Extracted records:
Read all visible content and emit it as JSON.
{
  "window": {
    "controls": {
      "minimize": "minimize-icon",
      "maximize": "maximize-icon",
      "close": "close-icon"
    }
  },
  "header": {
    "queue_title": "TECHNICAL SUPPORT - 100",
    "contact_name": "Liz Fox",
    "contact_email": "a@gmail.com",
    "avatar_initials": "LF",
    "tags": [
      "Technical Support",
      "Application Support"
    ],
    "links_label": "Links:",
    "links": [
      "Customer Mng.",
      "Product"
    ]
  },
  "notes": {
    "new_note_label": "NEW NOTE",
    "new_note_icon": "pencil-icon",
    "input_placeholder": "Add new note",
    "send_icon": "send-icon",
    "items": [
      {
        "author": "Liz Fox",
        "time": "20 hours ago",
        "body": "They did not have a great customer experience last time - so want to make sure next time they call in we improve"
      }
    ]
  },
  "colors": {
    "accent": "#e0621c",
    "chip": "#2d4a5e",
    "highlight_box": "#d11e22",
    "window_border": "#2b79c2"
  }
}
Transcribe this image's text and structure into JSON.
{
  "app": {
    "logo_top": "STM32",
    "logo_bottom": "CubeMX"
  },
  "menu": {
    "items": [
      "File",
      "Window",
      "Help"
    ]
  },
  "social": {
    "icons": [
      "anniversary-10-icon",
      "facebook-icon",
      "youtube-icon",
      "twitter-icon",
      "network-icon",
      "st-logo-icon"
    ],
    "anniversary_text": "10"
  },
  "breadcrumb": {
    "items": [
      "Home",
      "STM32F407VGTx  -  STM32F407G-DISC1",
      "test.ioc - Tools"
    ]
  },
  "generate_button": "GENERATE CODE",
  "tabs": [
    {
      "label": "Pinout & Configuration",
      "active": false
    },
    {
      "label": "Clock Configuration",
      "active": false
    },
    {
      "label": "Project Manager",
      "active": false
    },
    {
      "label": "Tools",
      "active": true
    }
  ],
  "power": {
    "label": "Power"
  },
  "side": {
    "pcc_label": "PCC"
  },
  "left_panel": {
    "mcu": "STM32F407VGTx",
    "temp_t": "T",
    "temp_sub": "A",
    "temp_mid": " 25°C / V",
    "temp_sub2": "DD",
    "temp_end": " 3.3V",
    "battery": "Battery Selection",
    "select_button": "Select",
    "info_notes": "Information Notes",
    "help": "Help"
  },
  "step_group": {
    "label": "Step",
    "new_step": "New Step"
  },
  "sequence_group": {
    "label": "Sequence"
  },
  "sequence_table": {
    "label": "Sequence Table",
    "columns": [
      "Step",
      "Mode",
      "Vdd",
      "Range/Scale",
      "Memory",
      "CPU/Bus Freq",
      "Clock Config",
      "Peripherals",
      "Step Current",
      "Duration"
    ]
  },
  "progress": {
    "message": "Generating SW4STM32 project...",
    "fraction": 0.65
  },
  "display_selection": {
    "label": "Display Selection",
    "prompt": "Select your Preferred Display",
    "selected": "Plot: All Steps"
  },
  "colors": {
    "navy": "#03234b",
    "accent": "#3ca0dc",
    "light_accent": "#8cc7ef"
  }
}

• _Task to complete_
Output the full listing without altering anything.

• _Written response_
Read all visible content and emit it as JSON.
{
  "window": {
    "controls": {
      "minimize": "minimize-icon",
      "maximize": "maximize-icon",
      "close": "close-icon"
    }
  },
  "header": {
    "queue_title": "TECHNICAL SUPPORT - 100",
    "contact_name": "Liz Fox",
    "contact_email": "a@gmail.com",
    "avatar_initials": "LF",
    "tags": [
      "Technical Support",
      "Application Support"
    ],
    "links_label": "Links:",
    "links": [
      "Customer Mng.",
      "Product"
    ]
  },
  "notes": {
    "new_note_label": "NEW NOTE",
    "new_note_icon": "pencil-icon",
    "input_placeholder": "Add new note",
    "send_icon": "send-icon",
    "items": [
      {
        "author": "Liz Fox",
        "time": "20 hours ago",
        "body": "They did not have a great customer experience last time - so want to make sure next time they call in we improve"
      }
    ]
  },
  "colors": {
    "accent": "#e0621c",
    "chip": "#2d4a5e",
    "highlight_box": "#d11e22",
    "window_border": "#2b79c2"
  }
}
Transcribe this image's text and structure into JSON.
{
  "app": {
    "logo_top": "STM32",
    "logo_bottom": "CubeMX"
  },
  "menu": {
    "items": [
      "File",
      "Window",
      "Help"
    ]
  },
  "social": {
    "icons": [
      "anniversary-10-icon",
      "facebook-icon",
      "youtube-icon",
      "twitter-icon",
      "network-icon",
      "st-logo-icon"
    ],
    "anniversary_text": "10"
  },
  "breadcrumb": {
    "items": [
      "Home",
      "STM32F407VGTx  -  STM32F407G-DISC1",
      "test.ioc - Tools"
    ]
  },
  "generate_button": "GENERATE CODE",
  "tabs": [
    {
      "label": "Pinout & Configuration",
      "active": false
    },
    {
      "label": "Clock Configuration",
      "active": false
    },
    {
      "label": "Project Manager",
      "active": false
    },
    {
      "label": "Tools",
      "active": true
    }
  ],
  "power": {
    "label": "Power"
  },
  "side": {
    "pcc_label": "PCC"
  },
  "left_panel": {
    "mcu": "STM32F407VGTx",
    "temp_t": "T",
    "temp_sub": "A",
    "temp_mid": " 25°C / V",
    "temp_sub2": "DD",
    "temp_end": " 3.3V",
    "battery": "Battery Selection",
    "select_button": "Select",
    "info_notes": "Information Notes",
    "help": "Help"
  },
  "step_group": {
    "label": "Step",
    "new_step": "New Step"
  },
  "sequence_group": {
    "label": "Sequence"
  },
  "sequence_table": {
    "label": "Sequence Table",
    "columns": [
      "Step",
      "Mode",
      "Vdd",
      "Range/Scale",
      "Memory",
      "CPU/Bus Freq",
      "Clock Config",
      "Peripherals",
      "Step Current",
      "Duration"
    ]
  },
  "progress": {
    "message": "Generating SW4STM32 project...",
    "fraction": 0.65
  },
  "display_selection": {
    "label": "Display Selection",
    "prompt": "Select your Preferred Display",
    "selected": "Plot: All Steps"
  },
  "colors": {
    "navy": "#03234b",
    "accent": "#3ca0dc",
    "light_accent": "#8cc7ef"
  }
}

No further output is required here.